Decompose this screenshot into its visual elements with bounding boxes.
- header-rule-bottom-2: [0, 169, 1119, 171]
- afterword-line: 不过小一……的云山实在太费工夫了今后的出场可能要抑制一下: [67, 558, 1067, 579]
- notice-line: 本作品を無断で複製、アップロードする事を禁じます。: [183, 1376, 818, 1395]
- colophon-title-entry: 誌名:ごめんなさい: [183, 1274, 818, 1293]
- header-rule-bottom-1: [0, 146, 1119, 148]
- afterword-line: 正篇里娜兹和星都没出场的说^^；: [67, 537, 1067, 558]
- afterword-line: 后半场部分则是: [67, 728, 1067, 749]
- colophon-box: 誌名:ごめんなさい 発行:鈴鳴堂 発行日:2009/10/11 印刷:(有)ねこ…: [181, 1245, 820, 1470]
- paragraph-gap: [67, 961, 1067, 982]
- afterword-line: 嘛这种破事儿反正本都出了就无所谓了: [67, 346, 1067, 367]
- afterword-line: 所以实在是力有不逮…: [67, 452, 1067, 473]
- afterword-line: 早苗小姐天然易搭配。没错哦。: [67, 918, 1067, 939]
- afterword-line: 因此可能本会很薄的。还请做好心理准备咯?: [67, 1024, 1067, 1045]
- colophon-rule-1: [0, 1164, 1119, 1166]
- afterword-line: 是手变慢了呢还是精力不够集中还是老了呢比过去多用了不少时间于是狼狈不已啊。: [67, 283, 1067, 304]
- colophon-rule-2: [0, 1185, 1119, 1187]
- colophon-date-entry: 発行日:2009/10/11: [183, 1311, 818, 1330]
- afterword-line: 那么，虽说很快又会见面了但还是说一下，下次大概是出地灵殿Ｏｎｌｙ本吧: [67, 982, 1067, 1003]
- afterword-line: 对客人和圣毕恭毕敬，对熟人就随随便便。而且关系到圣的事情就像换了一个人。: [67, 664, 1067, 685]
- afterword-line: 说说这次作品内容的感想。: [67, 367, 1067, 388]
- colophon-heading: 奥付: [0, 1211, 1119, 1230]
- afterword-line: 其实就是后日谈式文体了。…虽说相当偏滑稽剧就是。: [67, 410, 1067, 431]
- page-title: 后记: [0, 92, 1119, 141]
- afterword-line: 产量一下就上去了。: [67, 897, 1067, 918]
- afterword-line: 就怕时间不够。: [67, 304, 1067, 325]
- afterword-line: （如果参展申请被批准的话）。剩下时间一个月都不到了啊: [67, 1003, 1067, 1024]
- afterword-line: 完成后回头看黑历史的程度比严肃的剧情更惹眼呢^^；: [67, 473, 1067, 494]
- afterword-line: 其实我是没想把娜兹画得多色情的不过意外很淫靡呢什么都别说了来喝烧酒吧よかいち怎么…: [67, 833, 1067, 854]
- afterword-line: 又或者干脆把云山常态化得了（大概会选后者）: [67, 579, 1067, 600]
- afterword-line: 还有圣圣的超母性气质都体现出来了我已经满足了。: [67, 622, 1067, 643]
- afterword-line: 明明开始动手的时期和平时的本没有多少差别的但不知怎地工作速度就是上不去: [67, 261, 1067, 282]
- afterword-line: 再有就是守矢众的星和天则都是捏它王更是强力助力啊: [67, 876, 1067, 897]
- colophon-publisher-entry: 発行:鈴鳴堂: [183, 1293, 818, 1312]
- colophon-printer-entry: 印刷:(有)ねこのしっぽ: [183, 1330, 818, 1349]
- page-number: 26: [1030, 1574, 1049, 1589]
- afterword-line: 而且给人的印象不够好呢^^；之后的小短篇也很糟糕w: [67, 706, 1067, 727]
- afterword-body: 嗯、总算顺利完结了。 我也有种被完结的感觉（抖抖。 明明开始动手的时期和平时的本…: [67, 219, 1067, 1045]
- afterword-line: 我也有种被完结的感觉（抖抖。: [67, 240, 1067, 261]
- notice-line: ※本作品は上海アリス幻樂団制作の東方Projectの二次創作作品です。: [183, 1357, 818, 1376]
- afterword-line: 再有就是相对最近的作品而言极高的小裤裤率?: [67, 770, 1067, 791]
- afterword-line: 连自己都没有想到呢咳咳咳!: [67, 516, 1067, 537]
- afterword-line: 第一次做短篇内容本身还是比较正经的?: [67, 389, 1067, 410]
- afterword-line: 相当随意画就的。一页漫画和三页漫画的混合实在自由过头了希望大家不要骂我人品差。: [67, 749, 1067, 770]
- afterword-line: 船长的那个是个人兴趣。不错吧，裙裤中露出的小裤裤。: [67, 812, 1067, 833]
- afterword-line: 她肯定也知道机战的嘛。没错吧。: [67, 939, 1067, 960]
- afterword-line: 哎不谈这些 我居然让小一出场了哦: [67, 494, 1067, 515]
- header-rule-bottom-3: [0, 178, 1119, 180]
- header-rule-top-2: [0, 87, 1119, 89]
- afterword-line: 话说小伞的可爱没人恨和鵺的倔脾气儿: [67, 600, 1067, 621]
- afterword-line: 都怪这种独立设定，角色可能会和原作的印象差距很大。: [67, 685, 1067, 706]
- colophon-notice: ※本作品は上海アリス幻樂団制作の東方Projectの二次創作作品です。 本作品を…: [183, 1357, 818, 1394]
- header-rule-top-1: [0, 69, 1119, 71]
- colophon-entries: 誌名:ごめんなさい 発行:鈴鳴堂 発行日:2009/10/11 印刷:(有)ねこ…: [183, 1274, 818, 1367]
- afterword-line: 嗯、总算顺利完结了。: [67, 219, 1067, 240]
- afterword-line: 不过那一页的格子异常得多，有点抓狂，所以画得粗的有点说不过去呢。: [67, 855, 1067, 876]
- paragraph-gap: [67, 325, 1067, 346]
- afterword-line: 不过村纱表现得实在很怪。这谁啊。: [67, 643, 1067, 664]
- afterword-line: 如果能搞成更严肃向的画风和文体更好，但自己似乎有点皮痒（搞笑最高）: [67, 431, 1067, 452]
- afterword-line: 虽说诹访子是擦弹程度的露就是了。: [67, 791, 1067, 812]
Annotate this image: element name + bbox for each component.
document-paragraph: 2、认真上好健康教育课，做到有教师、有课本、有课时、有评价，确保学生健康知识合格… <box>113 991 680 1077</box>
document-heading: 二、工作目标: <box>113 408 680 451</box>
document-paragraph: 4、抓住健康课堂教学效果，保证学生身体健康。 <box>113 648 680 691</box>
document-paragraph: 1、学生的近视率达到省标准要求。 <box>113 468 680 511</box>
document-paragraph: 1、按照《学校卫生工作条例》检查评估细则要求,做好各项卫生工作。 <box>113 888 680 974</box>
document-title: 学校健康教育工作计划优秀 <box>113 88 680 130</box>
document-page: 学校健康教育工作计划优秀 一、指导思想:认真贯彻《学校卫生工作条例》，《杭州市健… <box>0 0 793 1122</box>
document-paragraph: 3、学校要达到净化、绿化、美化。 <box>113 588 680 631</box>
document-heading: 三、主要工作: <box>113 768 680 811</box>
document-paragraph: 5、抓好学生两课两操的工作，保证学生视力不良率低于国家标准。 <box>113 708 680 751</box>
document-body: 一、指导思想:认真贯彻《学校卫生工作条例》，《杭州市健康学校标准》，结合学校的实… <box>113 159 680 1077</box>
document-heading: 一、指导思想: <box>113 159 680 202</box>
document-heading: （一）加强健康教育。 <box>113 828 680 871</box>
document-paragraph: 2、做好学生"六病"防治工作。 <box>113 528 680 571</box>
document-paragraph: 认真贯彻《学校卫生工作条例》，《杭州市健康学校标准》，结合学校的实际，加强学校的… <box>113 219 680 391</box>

-------

Reproduce every line of the entries above without changing a single character.

Decompose this screenshot into its visual elements with bounding boxes.
- header-rule-bottom-2: [0, 169, 1119, 171]
- afterword-line: 不过小一……的云山实在太费工夫了今后的出场可能要抑制一下: [67, 558, 1067, 579]
- notice-line: 本作品を無断で複製、アップロードする事を禁じます。: [183, 1376, 818, 1395]
- colophon-title-entry: 誌名:ごめんなさい: [183, 1274, 818, 1293]
- header-rule-bottom-1: [0, 146, 1119, 148]
- afterword-line: 正篇里娜兹和星都没出场的说^^；: [67, 537, 1067, 558]
- afterword-line: 后半场部分则是: [67, 728, 1067, 749]
- colophon-box: 誌名:ごめんなさい 発行:鈴鳴堂 発行日:2009/10/11 印刷:(有)ねこ…: [181, 1245, 820, 1470]
- paragraph-gap: [67, 961, 1067, 982]
- afterword-line: 嘛这种破事儿反正本都出了就无所谓了: [67, 346, 1067, 367]
- afterword-line: 所以实在是力有不逮…: [67, 452, 1067, 473]
- afterword-line: 早苗小姐天然易搭配。没错哦。: [67, 918, 1067, 939]
- afterword-line: 因此可能本会很薄的。还请做好心理准备咯?: [67, 1024, 1067, 1045]
- colophon-rule-1: [0, 1164, 1119, 1166]
- afterword-line: 是手变慢了呢还是精力不够集中还是老了呢比过去多用了不少时间于是狼狈不已啊。: [67, 283, 1067, 304]
- colophon-rule-2: [0, 1185, 1119, 1187]
- colophon-date-entry: 発行日:2009/10/11: [183, 1311, 818, 1330]
- afterword-line: 那么，虽说很快又会见面了但还是说一下，下次大概是出地灵殿Ｏｎｌｙ本吧: [67, 982, 1067, 1003]
- afterword-line: 对客人和圣毕恭毕敬，对熟人就随随便便。而且关系到圣的事情就像换了一个人。: [67, 664, 1067, 685]
- afterword-line: 说说这次作品内容的感想。: [67, 367, 1067, 388]
- colophon-heading: 奥付: [0, 1211, 1119, 1230]
- afterword-line: 其实就是后日谈式文体了。…虽说相当偏滑稽剧就是。: [67, 410, 1067, 431]
- page-title: 后记: [0, 92, 1119, 141]
- afterword-line: 产量一下就上去了。: [67, 897, 1067, 918]
- afterword-line: 就怕时间不够。: [67, 304, 1067, 325]
- afterword-line: （如果参展申请被批准的话）。剩下时间一个月都不到了啊: [67, 1003, 1067, 1024]
- afterword-line: 完成后回头看黑历史的程度比严肃的剧情更惹眼呢^^；: [67, 473, 1067, 494]
- afterword-line: 其实我是没想把娜兹画得多色情的不过意外很淫靡呢什么都别说了来喝烧酒吧よかいち怎么…: [67, 833, 1067, 854]
- afterword-line: 又或者干脆把云山常态化得了（大概会选后者）: [67, 579, 1067, 600]
- afterword-line: 还有圣圣的超母性气质都体现出来了我已经满足了。: [67, 622, 1067, 643]
- afterword-line: 明明开始动手的时期和平时的本没有多少差别的但不知怎地工作速度就是上不去: [67, 261, 1067, 282]
- afterword-line: 再有就是守矢众的星和天则都是捏它王更是强力助力啊: [67, 876, 1067, 897]
- colophon-publisher-entry: 発行:鈴鳴堂: [183, 1293, 818, 1312]
- colophon-printer-entry: 印刷:(有)ねこのしっぽ: [183, 1330, 818, 1349]
- page-number: 26: [1030, 1574, 1049, 1589]
- afterword-line: 而且给人的印象不够好呢^^；之后的小短篇也很糟糕w: [67, 706, 1067, 727]
- afterword-body: 嗯、总算顺利完结了。 我也有种被完结的感觉（抖抖。 明明开始动手的时期和平时的本…: [67, 219, 1067, 1045]
- afterword-line: 我也有种被完结的感觉（抖抖。: [67, 240, 1067, 261]
- notice-line: ※本作品は上海アリス幻樂団制作の東方Projectの二次創作作品です。: [183, 1357, 818, 1376]
- afterword-line: 再有就是相对最近的作品而言极高的小裤裤率?: [67, 770, 1067, 791]
- afterword-line: 连自己都没有想到呢咳咳咳!: [67, 516, 1067, 537]
- afterword-line: 第一次做短篇内容本身还是比较正经的?: [67, 389, 1067, 410]
- afterword-line: 相当随意画就的。一页漫画和三页漫画的混合实在自由过头了希望大家不要骂我人品差。: [67, 749, 1067, 770]
- afterword-line: 船长的那个是个人兴趣。不错吧，裙裤中露出的小裤裤。: [67, 812, 1067, 833]
- afterword-line: 她肯定也知道机战的嘛。没错吧。: [67, 939, 1067, 960]
- afterword-line: 哎不谈这些 我居然让小一出场了哦: [67, 494, 1067, 515]
- header-rule-bottom-3: [0, 178, 1119, 180]
- header-rule-top-2: [0, 87, 1119, 89]
- afterword-line: 话说小伞的可爱没人恨和鵺的倔脾气儿: [67, 600, 1067, 621]
- afterword-line: 都怪这种独立设定，角色可能会和原作的印象差距很大。: [67, 685, 1067, 706]
- colophon-notice: ※本作品は上海アリス幻樂団制作の東方Projectの二次創作作品です。 本作品を…: [183, 1357, 818, 1394]
- header-rule-top-1: [0, 69, 1119, 71]
- colophon-entries: 誌名:ごめんなさい 発行:鈴鳴堂 発行日:2009/10/11 印刷:(有)ねこ…: [183, 1274, 818, 1367]
- afterword-line: 嗯、总算顺利完结了。: [67, 219, 1067, 240]
- afterword-line: 不过那一页的格子异常得多，有点抓狂，所以画得粗的有点说不过去呢。: [67, 855, 1067, 876]
- paragraph-gap: [67, 325, 1067, 346]
- afterword-line: 不过村纱表现得实在很怪。这谁啊。: [67, 643, 1067, 664]
- afterword-line: 如果能搞成更严肃向的画风和文体更好，但自己似乎有点皮痒（搞笑最高）: [67, 431, 1067, 452]
- afterword-line: 虽说诹访子是擦弹程度的露就是了。: [67, 791, 1067, 812]
Annotate this image: element name + bbox for each component.
document-paragraph: 2、认真上好健康教育课，做到有教师、有课本、有课时、有评价，确保学生健康知识合格… <box>113 991 680 1077</box>
document-heading: 二、工作目标: <box>113 408 680 451</box>
document-paragraph: 4、抓住健康课堂教学效果，保证学生身体健康。 <box>113 648 680 691</box>
document-paragraph: 1、学生的近视率达到省标准要求。 <box>113 468 680 511</box>
document-paragraph: 1、按照《学校卫生工作条例》检查评估细则要求,做好各项卫生工作。 <box>113 888 680 974</box>
document-title: 学校健康教育工作计划优秀 <box>113 88 680 130</box>
document-page: 学校健康教育工作计划优秀 一、指导思想:认真贯彻《学校卫生工作条例》，《杭州市健… <box>0 0 793 1122</box>
document-paragraph: 3、学校要达到净化、绿化、美化。 <box>113 588 680 631</box>
document-heading: 三、主要工作: <box>113 768 680 811</box>
document-paragraph: 5、抓好学生两课两操的工作，保证学生视力不良率低于国家标准。 <box>113 708 680 751</box>
document-body: 一、指导思想:认真贯彻《学校卫生工作条例》，《杭州市健康学校标准》，结合学校的实… <box>113 159 680 1077</box>
document-heading: 一、指导思想: <box>113 159 680 202</box>
document-heading: （一）加强健康教育。 <box>113 828 680 871</box>
document-paragraph: 2、做好学生"六病"防治工作。 <box>113 528 680 571</box>
document-paragraph: 认真贯彻《学校卫生工作条例》，《杭州市健康学校标准》，结合学校的实际，加强学校的… <box>113 219 680 391</box>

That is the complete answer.